■ **GIVEN INSTRUCTION**
Search the records for the word "open" and report each line that has it.

■ **GIVEN ENTRIES**
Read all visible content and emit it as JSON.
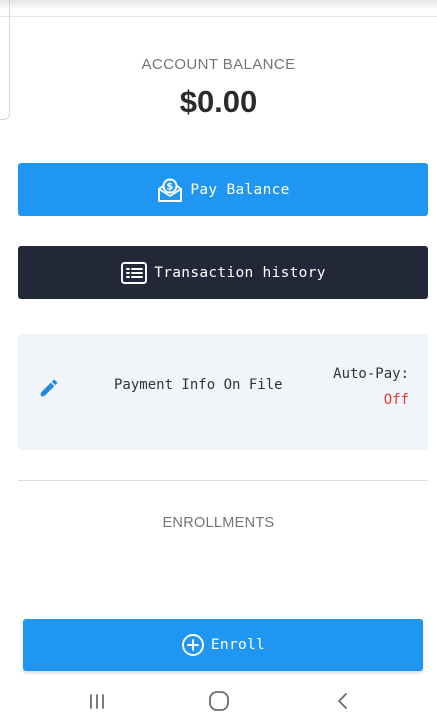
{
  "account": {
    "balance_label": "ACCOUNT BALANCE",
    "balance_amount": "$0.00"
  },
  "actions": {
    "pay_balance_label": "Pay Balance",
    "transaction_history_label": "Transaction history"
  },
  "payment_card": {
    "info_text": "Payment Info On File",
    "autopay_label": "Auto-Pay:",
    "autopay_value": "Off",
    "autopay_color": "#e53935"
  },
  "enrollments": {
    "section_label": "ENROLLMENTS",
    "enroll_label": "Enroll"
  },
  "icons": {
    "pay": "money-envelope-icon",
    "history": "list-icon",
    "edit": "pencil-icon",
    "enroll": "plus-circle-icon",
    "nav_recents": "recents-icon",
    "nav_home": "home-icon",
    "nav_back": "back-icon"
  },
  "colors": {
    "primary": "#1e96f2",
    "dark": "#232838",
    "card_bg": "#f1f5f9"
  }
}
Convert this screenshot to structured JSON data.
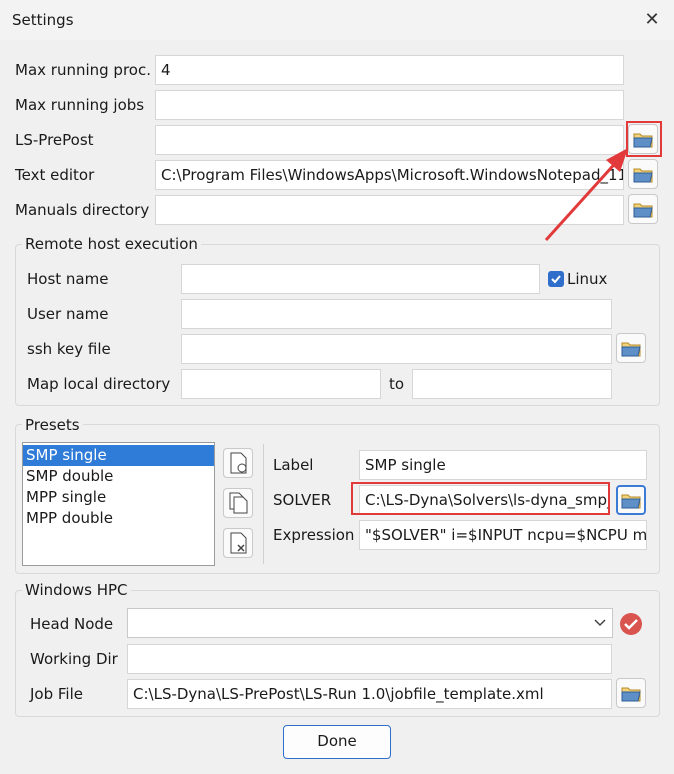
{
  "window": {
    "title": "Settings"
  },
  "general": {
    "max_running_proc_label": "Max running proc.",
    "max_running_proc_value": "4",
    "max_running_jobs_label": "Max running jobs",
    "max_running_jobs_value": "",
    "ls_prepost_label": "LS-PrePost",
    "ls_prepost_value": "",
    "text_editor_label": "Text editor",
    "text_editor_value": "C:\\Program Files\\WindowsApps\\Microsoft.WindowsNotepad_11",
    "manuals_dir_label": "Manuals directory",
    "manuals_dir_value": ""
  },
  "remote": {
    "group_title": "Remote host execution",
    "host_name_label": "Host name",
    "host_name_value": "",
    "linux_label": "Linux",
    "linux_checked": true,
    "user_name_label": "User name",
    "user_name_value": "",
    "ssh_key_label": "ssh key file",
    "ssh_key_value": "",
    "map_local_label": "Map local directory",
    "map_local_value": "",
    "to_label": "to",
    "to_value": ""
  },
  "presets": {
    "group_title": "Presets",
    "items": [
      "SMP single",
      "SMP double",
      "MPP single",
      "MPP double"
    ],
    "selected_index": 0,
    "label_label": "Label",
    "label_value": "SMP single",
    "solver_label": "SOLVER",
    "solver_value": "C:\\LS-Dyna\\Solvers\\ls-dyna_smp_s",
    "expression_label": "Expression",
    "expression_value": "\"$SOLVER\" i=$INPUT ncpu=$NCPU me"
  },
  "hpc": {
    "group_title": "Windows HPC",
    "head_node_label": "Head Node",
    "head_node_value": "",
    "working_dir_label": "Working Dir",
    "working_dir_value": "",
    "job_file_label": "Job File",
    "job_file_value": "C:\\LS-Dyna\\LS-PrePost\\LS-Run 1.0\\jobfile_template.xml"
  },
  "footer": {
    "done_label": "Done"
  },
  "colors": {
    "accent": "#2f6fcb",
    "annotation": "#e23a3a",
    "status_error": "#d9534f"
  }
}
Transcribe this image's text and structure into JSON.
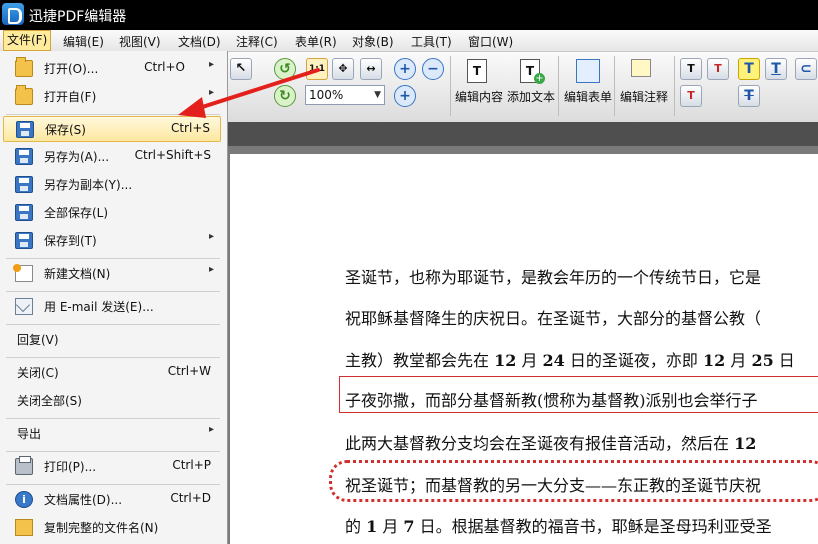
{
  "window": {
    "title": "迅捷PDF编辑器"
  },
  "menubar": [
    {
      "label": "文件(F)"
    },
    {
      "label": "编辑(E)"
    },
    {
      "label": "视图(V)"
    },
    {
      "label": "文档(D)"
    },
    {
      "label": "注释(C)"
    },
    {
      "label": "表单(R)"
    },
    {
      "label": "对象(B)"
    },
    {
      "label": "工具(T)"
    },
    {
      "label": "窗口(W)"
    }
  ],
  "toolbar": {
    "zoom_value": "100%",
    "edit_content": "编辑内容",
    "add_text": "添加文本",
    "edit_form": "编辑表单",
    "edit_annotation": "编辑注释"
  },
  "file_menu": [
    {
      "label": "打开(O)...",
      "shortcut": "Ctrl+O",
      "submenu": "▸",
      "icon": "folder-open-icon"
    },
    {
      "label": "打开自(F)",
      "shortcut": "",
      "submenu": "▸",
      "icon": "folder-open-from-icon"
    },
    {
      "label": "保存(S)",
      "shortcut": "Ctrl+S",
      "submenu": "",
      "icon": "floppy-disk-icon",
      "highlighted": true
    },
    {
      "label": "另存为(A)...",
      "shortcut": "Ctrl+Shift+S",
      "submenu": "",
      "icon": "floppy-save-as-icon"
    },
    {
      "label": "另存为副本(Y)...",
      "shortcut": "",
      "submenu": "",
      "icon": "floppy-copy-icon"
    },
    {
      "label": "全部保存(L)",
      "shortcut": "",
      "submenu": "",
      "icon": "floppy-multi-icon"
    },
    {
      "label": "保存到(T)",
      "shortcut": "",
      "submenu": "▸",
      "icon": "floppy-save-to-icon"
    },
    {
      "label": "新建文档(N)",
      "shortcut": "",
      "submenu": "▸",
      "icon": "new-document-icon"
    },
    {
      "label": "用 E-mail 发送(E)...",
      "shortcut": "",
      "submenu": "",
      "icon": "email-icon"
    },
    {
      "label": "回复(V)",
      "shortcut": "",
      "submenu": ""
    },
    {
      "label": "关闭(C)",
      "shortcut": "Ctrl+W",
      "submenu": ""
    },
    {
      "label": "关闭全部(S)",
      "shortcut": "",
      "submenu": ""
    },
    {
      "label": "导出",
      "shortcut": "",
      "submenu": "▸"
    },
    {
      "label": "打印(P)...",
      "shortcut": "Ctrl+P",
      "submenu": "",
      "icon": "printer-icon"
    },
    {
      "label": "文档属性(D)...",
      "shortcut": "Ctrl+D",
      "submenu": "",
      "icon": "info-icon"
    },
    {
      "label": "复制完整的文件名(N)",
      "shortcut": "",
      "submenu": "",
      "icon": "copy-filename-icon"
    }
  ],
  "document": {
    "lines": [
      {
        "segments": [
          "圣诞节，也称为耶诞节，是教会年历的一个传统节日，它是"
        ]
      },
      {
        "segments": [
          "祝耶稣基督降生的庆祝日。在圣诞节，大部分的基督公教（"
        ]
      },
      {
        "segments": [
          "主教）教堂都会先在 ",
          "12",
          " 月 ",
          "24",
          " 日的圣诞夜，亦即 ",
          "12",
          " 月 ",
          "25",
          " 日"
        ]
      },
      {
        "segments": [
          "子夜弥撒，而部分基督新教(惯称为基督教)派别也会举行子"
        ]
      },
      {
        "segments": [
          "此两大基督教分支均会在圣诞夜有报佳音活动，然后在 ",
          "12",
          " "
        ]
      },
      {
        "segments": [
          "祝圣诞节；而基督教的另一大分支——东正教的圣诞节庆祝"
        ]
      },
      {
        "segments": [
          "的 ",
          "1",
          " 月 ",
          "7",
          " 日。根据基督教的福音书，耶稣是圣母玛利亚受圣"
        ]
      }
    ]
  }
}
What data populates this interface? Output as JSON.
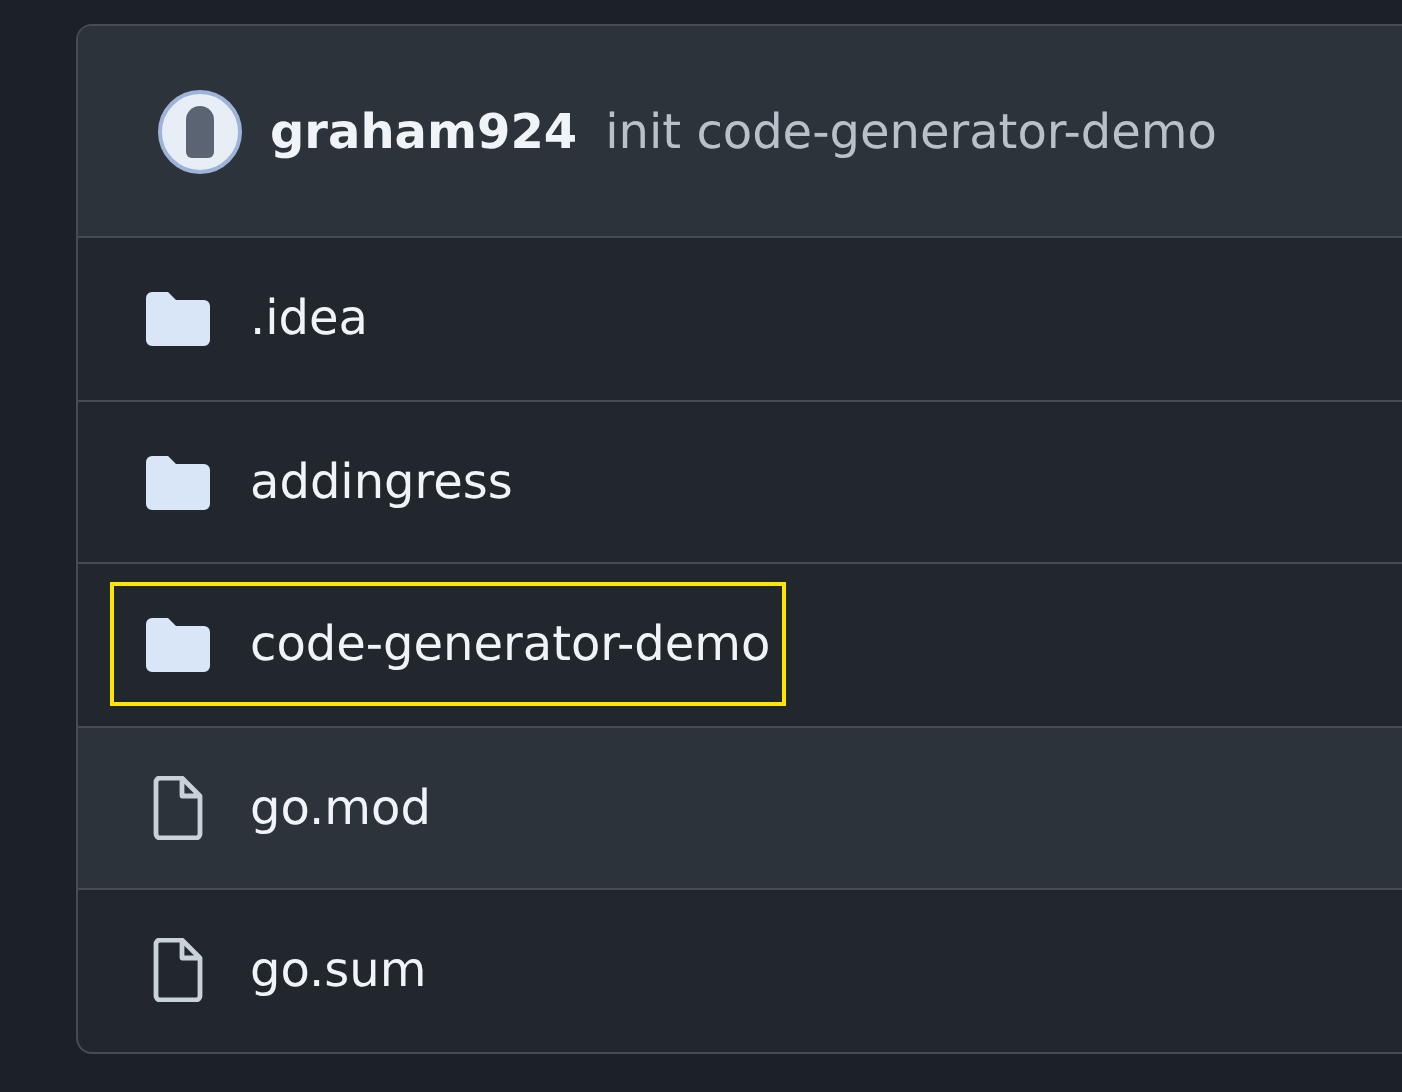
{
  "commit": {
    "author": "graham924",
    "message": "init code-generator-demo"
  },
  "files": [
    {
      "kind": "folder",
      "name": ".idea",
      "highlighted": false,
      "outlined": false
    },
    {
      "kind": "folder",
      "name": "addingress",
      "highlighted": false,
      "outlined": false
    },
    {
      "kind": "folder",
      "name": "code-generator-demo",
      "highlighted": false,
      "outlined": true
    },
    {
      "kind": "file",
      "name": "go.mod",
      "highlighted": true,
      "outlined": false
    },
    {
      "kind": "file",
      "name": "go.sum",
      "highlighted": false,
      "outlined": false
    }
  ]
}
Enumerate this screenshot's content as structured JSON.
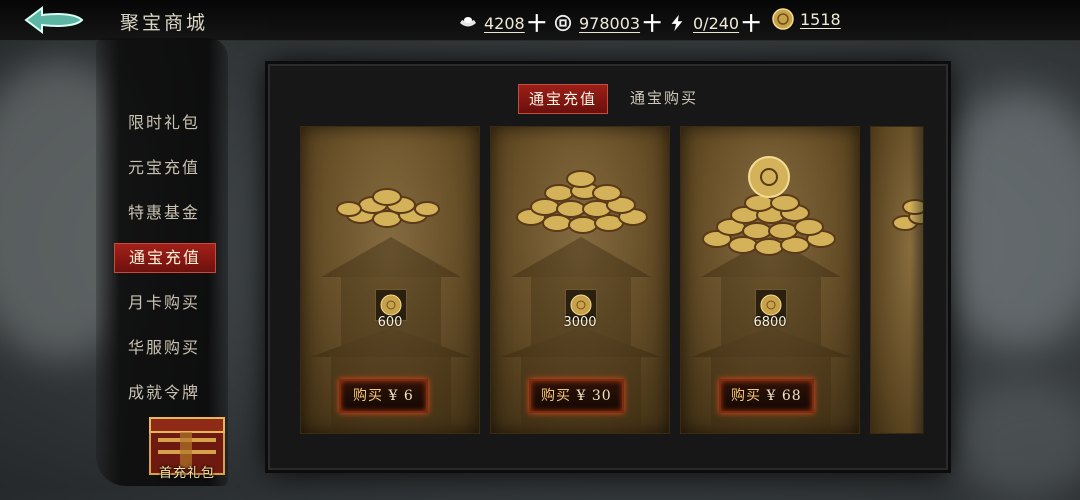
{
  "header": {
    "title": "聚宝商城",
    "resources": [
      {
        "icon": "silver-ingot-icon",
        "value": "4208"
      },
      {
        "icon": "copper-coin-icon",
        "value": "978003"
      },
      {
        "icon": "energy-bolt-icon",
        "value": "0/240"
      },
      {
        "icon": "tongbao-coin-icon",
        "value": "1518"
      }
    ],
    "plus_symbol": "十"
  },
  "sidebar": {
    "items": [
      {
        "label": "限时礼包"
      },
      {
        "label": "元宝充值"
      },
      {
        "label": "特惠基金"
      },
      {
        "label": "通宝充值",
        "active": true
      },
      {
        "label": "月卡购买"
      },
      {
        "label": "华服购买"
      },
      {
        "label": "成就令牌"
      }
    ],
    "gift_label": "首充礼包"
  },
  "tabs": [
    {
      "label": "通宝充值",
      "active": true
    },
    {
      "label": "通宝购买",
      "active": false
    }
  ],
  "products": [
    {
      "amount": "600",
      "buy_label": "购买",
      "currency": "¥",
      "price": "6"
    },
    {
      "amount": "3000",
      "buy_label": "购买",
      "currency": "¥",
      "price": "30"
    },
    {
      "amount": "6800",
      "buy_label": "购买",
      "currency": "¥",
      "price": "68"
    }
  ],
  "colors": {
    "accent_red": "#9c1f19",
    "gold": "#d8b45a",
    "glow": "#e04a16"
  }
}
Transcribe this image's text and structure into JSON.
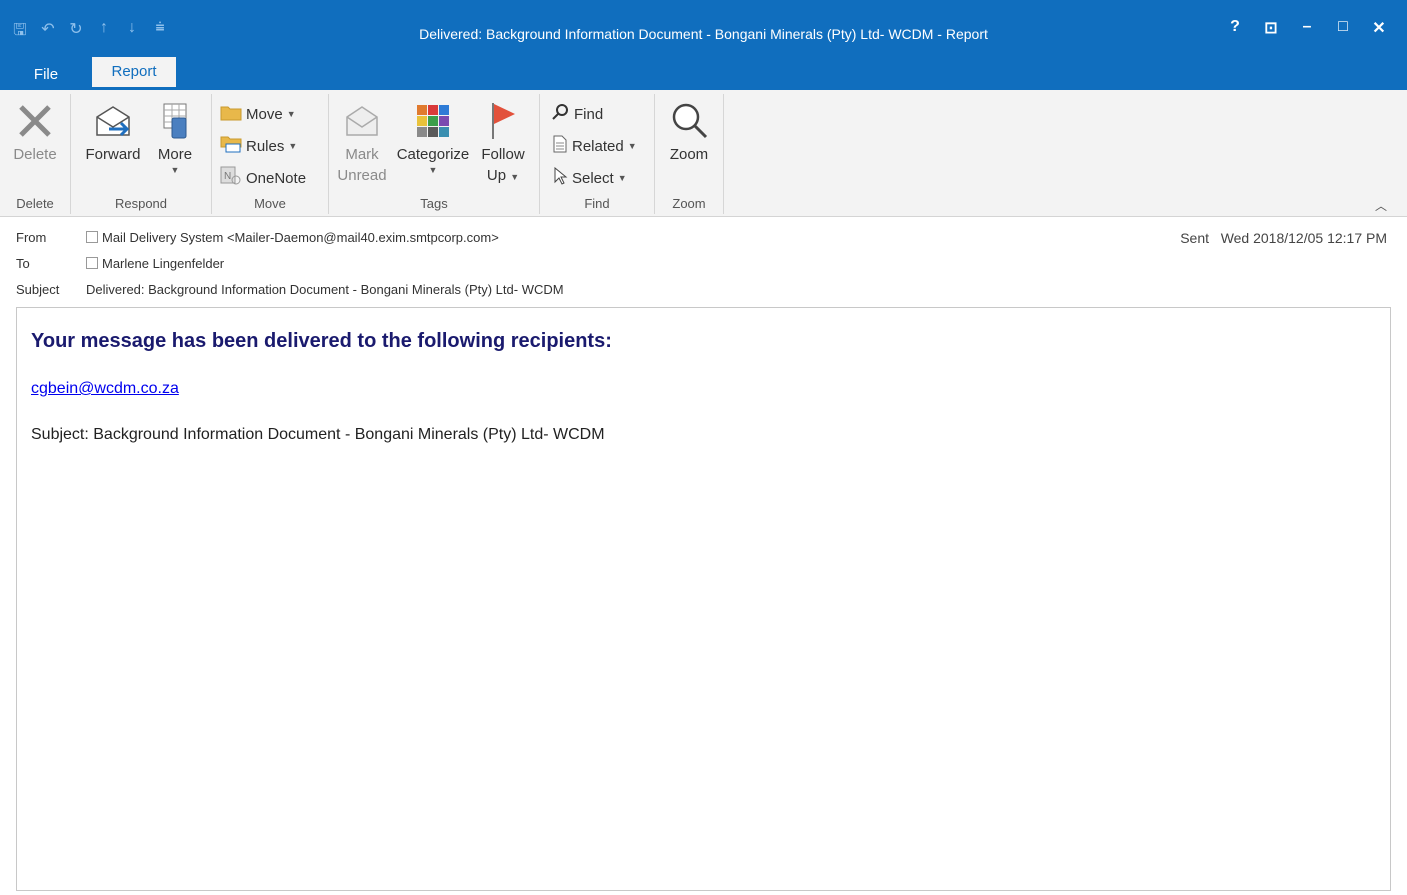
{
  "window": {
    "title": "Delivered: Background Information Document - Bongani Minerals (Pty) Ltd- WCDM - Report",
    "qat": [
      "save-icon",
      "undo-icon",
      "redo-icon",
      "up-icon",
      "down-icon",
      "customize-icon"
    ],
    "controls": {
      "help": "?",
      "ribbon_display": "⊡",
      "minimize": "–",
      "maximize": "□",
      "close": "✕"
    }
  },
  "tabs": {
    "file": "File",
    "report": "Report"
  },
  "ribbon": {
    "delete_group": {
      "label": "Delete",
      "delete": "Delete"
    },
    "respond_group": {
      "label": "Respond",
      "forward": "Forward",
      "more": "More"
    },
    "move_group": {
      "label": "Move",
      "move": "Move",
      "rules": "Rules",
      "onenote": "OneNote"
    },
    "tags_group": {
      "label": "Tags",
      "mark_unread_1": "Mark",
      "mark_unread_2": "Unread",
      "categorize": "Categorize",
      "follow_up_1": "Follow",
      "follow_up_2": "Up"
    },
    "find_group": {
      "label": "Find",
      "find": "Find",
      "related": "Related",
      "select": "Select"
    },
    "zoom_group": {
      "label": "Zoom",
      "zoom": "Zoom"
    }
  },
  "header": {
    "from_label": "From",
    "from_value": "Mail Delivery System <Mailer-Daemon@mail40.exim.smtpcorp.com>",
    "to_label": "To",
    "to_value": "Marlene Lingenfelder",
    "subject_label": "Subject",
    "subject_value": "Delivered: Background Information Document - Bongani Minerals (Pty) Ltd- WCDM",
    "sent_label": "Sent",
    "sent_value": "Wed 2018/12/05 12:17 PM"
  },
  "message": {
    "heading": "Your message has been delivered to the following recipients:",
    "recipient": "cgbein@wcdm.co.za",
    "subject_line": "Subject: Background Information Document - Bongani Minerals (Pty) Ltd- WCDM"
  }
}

■ **CORRECT RESPONSE**
      "icon": "folder-open-icon"
      "icon": "folder-open-from-icon"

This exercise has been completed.